Exercise details =>
Can you give all the records again without altering a single character?

Material to process =>
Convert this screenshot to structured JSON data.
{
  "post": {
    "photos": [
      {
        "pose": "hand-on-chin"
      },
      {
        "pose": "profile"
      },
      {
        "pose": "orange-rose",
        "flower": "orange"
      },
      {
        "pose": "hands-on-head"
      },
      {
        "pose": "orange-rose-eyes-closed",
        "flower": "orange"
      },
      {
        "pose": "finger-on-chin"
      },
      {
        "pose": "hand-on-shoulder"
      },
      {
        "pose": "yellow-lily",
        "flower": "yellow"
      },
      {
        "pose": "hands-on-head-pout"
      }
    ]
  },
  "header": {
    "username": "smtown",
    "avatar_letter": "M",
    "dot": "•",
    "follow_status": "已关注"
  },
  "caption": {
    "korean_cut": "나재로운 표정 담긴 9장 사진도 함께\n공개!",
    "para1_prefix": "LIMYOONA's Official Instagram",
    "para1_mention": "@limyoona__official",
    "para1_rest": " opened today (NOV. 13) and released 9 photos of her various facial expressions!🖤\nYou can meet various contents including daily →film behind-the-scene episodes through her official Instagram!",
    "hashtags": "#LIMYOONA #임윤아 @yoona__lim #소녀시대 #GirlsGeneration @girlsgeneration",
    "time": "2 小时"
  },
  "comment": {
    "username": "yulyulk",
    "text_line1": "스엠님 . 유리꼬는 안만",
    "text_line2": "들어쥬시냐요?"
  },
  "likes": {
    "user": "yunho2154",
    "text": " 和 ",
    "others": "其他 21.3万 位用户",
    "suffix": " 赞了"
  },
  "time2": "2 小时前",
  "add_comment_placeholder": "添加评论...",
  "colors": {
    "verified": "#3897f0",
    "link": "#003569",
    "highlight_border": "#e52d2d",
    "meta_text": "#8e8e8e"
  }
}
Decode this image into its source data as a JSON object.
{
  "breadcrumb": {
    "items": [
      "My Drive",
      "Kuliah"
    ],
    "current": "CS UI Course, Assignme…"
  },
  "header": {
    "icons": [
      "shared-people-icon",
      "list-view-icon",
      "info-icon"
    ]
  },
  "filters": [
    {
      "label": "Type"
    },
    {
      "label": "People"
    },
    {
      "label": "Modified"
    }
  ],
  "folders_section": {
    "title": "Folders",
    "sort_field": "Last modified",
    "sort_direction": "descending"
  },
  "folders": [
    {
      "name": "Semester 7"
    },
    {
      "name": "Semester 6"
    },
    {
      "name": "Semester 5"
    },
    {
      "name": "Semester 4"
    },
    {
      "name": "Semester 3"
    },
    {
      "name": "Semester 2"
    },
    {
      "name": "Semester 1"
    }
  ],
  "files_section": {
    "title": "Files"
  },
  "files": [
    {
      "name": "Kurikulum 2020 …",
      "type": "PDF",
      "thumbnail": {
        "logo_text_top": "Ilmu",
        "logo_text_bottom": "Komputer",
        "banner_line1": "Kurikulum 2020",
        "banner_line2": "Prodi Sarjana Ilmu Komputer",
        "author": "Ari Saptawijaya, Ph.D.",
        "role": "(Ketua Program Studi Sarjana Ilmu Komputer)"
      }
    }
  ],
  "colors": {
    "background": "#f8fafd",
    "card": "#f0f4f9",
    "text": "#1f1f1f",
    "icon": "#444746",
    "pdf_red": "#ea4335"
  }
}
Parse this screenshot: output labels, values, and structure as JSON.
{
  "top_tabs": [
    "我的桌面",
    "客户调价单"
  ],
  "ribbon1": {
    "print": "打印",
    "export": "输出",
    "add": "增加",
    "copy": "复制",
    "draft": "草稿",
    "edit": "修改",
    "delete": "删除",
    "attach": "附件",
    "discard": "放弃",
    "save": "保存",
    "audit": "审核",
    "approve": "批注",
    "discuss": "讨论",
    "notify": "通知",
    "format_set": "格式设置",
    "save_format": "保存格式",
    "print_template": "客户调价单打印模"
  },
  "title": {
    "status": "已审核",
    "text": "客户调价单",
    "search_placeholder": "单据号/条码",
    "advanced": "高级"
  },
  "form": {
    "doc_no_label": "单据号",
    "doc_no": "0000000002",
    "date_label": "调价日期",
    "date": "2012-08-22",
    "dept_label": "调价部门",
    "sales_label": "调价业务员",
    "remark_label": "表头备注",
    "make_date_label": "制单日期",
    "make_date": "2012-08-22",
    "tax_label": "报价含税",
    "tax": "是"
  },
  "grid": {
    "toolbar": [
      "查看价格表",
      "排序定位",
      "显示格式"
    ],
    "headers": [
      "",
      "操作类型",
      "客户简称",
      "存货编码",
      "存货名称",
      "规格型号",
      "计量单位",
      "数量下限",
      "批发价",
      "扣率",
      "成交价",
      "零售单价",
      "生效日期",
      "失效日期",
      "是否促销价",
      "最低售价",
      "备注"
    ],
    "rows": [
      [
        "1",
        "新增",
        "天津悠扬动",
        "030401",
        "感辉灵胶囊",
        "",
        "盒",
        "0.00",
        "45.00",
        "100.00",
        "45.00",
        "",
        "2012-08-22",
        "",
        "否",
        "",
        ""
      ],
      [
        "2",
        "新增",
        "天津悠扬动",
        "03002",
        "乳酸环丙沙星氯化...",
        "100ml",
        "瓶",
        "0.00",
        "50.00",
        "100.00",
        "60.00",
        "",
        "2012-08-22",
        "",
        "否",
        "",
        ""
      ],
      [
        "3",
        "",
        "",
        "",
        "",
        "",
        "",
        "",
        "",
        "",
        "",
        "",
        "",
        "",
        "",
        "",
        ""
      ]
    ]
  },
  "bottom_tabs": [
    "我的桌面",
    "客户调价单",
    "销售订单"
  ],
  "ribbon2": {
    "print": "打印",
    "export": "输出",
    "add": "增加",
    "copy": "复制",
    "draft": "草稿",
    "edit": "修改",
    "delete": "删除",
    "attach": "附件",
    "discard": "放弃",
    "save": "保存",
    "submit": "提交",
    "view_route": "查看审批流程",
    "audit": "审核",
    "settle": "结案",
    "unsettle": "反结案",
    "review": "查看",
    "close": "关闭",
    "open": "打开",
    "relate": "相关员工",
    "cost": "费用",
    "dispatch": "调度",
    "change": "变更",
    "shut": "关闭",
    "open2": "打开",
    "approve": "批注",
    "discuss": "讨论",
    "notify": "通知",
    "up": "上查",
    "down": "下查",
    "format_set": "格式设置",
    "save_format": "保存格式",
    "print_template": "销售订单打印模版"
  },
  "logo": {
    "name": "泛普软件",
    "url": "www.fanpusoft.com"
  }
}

Output for this task =>
Convert this screenshot to structured JSON data.
{
  "post": {
    "photos": [
      {
        "pose": "hand-on-chin"
      },
      {
        "pose": "profile"
      },
      {
        "pose": "orange-rose",
        "flower": "orange"
      },
      {
        "pose": "hands-on-head"
      },
      {
        "pose": "orange-rose-eyes-closed",
        "flower": "orange"
      },
      {
        "pose": "finger-on-chin"
      },
      {
        "pose": "hand-on-shoulder"
      },
      {
        "pose": "yellow-lily",
        "flower": "yellow"
      },
      {
        "pose": "hands-on-head-pout"
      }
    ]
  },
  "header": {
    "username": "smtown",
    "avatar_letter": "M",
    "dot": "•",
    "follow_status": "已关注"
  },
  "caption": {
    "korean_cut": "나재로운 표정 담긴 9장 사진도 함께\n공개!",
    "para1_prefix": "LIMYOONA's Official Instagram",
    "para1_mention": "@limyoona__official",
    "para1_rest": " opened today (NOV. 13) and released 9 photos of her various facial expressions!🖤\nYou can meet various contents including daily →film behind-the-scene episodes through her official Instagram!",
    "hashtags": "#LIMYOONA #임윤아 @yoona__lim #소녀시대 #GirlsGeneration @girlsgeneration",
    "time": "2 小时"
  },
  "comment": {
    "username": "yulyulk",
    "text_line1": "스엠님 . 유리꼬는 안만",
    "text_line2": "들어쥬시냐요?"
  },
  "likes": {
    "user": "yunho2154",
    "text": " 和 ",
    "others": "其他 21.3万 位用户",
    "suffix": " 赞了"
  },
  "time2": "2 小时前",
  "add_comment_placeholder": "添加评论...",
  "colors": {
    "verified": "#3897f0",
    "link": "#003569",
    "highlight_border": "#e52d2d",
    "meta_text": "#8e8e8e"
  }
}
Decode this image into its source data as a JSON object.
{
  "breadcrumb": {
    "items": [
      "My Drive",
      "Kuliah"
    ],
    "current": "CS UI Course, Assignme…"
  },
  "header": {
    "icons": [
      "shared-people-icon",
      "list-view-icon",
      "info-icon"
    ]
  },
  "filters": [
    {
      "label": "Type"
    },
    {
      "label": "People"
    },
    {
      "label": "Modified"
    }
  ],
  "folders_section": {
    "title": "Folders",
    "sort_field": "Last modified",
    "sort_direction": "descending"
  },
  "folders": [
    {
      "name": "Semester 7"
    },
    {
      "name": "Semester 6"
    },
    {
      "name": "Semester 5"
    },
    {
      "name": "Semester 4"
    },
    {
      "name": "Semester 3"
    },
    {
      "name": "Semester 2"
    },
    {
      "name": "Semester 1"
    }
  ],
  "files_section": {
    "title": "Files"
  },
  "files": [
    {
      "name": "Kurikulum 2020 …",
      "type": "PDF",
      "thumbnail": {
        "logo_text_top": "Ilmu",
        "logo_text_bottom": "Komputer",
        "banner_line1": "Kurikulum 2020",
        "banner_line2": "Prodi Sarjana Ilmu Komputer",
        "author": "Ari Saptawijaya, Ph.D.",
        "role": "(Ketua Program Studi Sarjana Ilmu Komputer)"
      }
    }
  ],
  "colors": {
    "background": "#f8fafd",
    "card": "#f0f4f9",
    "text": "#1f1f1f",
    "icon": "#444746",
    "pdf_red": "#ea4335"
  }
}
Parse this screenshot: output labels, values, and structure as JSON.
{
  "top_tabs": [
    "我的桌面",
    "客户调价单"
  ],
  "ribbon1": {
    "print": "打印",
    "export": "输出",
    "add": "增加",
    "copy": "复制",
    "draft": "草稿",
    "edit": "修改",
    "delete": "删除",
    "attach": "附件",
    "discard": "放弃",
    "save": "保存",
    "audit": "审核",
    "approve": "批注",
    "discuss": "讨论",
    "notify": "通知",
    "format_set": "格式设置",
    "save_format": "保存格式",
    "print_template": "客户调价单打印模"
  },
  "title": {
    "status": "已审核",
    "text": "客户调价单",
    "search_placeholder": "单据号/条码",
    "advanced": "高级"
  },
  "form": {
    "doc_no_label": "单据号",
    "doc_no": "0000000002",
    "date_label": "调价日期",
    "date": "2012-08-22",
    "dept_label": "调价部门",
    "sales_label": "调价业务员",
    "remark_label": "表头备注",
    "make_date_label": "制单日期",
    "make_date": "2012-08-22",
    "tax_label": "报价含税",
    "tax": "是"
  },
  "grid": {
    "toolbar": [
      "查看价格表",
      "排序定位",
      "显示格式"
    ],
    "headers": [
      "",
      "操作类型",
      "客户简称",
      "存货编码",
      "存货名称",
      "规格型号",
      "计量单位",
      "数量下限",
      "批发价",
      "扣率",
      "成交价",
      "零售单价",
      "生效日期",
      "失效日期",
      "是否促销价",
      "最低售价",
      "备注"
    ],
    "rows": [
      [
        "1",
        "新增",
        "天津悠扬动",
        "030401",
        "感辉灵胶囊",
        "",
        "盒",
        "0.00",
        "45.00",
        "100.00",
        "45.00",
        "",
        "2012-08-22",
        "",
        "否",
        "",
        ""
      ],
      [
        "2",
        "新增",
        "天津悠扬动",
        "03002",
        "乳酸环丙沙星氯化...",
        "100ml",
        "瓶",
        "0.00",
        "50.00",
        "100.00",
        "60.00",
        "",
        "2012-08-22",
        "",
        "否",
        "",
        ""
      ],
      [
        "3",
        "",
        "",
        "",
        "",
        "",
        "",
        "",
        "",
        "",
        "",
        "",
        "",
        "",
        "",
        "",
        ""
      ]
    ]
  },
  "bottom_tabs": [
    "我的桌面",
    "客户调价单",
    "销售订单"
  ],
  "ribbon2": {
    "print": "打印",
    "export": "输出",
    "add": "增加",
    "copy": "复制",
    "draft": "草稿",
    "edit": "修改",
    "delete": "删除",
    "attach": "附件",
    "discard": "放弃",
    "save": "保存",
    "submit": "提交",
    "view_route": "查看审批流程",
    "audit": "审核",
    "settle": "结案",
    "unsettle": "反结案",
    "review": "查看",
    "close": "关闭",
    "open": "打开",
    "relate": "相关员工",
    "cost": "费用",
    "dispatch": "调度",
    "change": "变更",
    "shut": "关闭",
    "open2": "打开",
    "approve": "批注",
    "discuss": "讨论",
    "notify": "通知",
    "up": "上查",
    "down": "下查",
    "format_set": "格式设置",
    "save_format": "保存格式",
    "print_template": "销售订单打印模版"
  },
  "logo": {
    "name": "泛普软件",
    "url": "www.fanpusoft.com"
  }
}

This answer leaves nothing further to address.